Exercise goal: Find every line in the records below that holds the word "this", and copy it out.

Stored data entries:
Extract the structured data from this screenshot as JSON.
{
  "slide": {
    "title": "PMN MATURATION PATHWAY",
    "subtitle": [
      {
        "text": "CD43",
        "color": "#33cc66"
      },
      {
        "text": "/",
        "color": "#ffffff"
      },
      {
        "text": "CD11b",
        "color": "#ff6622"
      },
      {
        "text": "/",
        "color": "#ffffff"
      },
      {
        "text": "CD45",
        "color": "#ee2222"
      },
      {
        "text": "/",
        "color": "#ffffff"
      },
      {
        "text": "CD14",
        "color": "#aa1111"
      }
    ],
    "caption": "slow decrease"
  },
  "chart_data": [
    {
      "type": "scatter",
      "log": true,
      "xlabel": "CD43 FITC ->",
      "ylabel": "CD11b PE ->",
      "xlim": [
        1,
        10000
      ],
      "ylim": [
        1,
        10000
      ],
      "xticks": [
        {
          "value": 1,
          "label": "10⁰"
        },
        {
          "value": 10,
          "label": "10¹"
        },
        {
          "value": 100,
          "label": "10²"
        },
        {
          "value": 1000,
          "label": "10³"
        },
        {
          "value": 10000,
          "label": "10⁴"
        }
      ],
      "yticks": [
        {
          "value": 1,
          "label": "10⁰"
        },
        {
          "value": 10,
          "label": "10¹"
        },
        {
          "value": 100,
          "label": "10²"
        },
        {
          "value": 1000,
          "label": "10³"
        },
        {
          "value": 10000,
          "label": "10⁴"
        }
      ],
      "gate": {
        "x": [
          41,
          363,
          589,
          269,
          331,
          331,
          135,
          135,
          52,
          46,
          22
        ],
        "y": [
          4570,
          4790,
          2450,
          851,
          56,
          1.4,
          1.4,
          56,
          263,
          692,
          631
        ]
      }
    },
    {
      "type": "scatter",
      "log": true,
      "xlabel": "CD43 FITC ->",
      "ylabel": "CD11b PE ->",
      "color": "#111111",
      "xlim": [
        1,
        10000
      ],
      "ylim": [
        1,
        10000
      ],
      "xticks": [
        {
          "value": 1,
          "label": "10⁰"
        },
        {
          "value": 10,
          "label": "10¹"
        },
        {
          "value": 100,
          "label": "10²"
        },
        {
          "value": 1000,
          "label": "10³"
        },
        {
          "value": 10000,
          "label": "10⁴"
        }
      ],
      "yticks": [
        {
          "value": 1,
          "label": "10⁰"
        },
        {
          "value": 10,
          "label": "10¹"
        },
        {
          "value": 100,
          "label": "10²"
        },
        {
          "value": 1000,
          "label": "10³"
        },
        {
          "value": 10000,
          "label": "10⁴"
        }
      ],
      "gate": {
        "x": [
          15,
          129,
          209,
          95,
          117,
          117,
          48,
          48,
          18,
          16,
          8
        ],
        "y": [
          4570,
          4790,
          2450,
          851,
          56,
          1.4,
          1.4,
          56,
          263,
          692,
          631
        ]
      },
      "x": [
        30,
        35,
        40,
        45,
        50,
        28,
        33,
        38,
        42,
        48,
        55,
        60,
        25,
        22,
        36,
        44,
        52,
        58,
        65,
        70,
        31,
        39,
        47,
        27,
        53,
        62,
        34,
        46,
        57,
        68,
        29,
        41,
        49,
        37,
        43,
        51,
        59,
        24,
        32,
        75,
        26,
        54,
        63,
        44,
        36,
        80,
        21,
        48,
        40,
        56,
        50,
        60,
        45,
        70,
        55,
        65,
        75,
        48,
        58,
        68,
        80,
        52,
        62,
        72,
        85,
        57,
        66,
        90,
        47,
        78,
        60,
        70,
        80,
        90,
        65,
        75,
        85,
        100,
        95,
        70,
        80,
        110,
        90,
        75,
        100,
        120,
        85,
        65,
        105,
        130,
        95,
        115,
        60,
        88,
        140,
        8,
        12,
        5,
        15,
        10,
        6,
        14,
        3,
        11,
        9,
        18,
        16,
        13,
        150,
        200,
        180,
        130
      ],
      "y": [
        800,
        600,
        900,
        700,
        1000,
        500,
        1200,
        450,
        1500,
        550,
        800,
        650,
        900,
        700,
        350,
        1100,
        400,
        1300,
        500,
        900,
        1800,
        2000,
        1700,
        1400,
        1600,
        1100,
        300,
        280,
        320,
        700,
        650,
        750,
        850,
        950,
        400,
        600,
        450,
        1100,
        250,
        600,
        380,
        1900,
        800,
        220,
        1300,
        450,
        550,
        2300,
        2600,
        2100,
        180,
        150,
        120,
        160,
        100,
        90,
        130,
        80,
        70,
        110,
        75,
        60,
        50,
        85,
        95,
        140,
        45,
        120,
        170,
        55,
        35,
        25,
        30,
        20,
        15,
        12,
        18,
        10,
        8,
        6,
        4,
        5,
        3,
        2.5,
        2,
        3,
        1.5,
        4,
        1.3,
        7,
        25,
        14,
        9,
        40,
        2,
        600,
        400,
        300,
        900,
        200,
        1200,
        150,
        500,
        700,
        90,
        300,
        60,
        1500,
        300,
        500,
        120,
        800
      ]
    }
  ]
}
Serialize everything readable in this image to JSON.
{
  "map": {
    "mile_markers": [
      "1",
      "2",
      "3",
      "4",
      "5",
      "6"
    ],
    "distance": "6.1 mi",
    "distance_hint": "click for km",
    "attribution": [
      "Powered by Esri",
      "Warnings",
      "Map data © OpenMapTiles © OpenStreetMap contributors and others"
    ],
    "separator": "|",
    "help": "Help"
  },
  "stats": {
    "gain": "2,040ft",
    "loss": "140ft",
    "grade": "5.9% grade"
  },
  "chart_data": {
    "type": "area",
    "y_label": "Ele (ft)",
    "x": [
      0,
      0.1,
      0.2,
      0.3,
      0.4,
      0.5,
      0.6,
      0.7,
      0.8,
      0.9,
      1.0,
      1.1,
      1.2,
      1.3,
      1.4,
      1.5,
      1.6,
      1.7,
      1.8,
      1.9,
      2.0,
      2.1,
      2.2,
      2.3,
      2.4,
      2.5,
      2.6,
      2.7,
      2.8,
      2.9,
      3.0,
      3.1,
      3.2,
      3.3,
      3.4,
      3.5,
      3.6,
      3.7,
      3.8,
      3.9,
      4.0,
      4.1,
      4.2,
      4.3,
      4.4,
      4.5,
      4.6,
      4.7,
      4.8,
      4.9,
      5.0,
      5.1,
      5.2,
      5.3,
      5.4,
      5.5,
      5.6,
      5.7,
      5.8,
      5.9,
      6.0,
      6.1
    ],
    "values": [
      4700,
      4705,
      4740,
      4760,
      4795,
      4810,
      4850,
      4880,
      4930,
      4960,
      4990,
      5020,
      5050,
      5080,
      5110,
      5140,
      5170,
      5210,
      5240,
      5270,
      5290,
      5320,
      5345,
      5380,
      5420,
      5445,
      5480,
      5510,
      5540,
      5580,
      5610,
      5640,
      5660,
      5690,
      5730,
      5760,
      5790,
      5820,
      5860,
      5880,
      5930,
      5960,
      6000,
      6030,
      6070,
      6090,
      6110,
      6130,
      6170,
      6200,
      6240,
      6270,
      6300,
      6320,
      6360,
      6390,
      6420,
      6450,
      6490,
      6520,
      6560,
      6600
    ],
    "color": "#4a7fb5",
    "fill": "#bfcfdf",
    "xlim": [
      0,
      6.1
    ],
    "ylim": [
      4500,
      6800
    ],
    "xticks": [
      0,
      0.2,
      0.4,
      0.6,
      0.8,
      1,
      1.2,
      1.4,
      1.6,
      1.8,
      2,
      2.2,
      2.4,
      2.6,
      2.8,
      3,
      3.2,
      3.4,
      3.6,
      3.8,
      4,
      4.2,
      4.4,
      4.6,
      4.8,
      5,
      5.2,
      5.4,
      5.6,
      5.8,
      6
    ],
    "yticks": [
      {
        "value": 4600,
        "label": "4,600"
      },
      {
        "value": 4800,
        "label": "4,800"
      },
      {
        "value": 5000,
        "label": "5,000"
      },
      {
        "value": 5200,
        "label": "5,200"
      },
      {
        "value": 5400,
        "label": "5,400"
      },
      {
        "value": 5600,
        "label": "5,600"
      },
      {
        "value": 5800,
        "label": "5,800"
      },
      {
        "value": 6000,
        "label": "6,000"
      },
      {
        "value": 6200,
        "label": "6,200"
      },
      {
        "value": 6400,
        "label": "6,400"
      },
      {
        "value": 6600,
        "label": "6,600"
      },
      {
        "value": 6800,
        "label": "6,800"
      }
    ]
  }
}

Problem solution:
Extract the structured data from this screenshot as JSON.
Serialize everything readable in this image to JSON.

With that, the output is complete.